:: LISTED RECORDS ::
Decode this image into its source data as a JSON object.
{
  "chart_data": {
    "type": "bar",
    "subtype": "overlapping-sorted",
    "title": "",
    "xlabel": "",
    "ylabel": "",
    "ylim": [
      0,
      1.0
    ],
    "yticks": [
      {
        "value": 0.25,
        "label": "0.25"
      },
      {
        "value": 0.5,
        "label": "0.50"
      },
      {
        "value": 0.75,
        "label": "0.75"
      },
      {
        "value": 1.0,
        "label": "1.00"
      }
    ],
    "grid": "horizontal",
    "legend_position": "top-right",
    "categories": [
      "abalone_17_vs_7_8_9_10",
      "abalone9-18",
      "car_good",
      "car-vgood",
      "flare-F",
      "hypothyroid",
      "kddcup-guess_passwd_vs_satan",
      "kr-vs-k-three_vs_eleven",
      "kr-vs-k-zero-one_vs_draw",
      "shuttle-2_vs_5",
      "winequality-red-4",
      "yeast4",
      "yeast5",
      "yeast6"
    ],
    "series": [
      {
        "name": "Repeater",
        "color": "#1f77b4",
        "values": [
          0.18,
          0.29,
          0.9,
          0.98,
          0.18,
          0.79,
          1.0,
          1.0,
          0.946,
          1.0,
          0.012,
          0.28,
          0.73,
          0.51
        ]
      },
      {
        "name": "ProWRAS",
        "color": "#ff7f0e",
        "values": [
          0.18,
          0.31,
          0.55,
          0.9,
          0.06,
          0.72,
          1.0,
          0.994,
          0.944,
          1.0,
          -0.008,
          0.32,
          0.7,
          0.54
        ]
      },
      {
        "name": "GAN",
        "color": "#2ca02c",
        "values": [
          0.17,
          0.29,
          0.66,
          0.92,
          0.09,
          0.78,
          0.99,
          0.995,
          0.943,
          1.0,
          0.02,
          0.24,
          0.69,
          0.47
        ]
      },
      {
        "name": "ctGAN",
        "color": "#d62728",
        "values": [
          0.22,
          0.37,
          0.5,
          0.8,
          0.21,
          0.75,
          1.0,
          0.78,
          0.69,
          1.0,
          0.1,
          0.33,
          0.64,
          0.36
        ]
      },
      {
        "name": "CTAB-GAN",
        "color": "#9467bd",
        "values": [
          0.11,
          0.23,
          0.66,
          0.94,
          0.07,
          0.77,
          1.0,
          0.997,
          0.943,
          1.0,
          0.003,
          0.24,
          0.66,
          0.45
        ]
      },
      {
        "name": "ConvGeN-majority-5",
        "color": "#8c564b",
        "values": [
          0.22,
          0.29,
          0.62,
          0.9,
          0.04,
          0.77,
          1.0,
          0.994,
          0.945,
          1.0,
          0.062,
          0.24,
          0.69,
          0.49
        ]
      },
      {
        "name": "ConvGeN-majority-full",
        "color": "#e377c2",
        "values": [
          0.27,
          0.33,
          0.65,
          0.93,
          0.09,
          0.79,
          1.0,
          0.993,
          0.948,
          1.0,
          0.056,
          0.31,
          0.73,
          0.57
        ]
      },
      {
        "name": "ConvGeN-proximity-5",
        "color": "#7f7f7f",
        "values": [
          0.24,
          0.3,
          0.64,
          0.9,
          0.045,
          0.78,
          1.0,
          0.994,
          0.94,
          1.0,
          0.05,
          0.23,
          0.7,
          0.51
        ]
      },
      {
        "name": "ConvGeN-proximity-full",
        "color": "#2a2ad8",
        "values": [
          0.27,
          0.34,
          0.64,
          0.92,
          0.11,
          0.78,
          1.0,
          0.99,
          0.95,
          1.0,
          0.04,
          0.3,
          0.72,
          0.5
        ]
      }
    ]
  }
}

:: STATED PROBLEM ::
Count how many lines of the data include the word "majority". Your reply should be that number alone.

:: WRITTEN ANSWER ::
2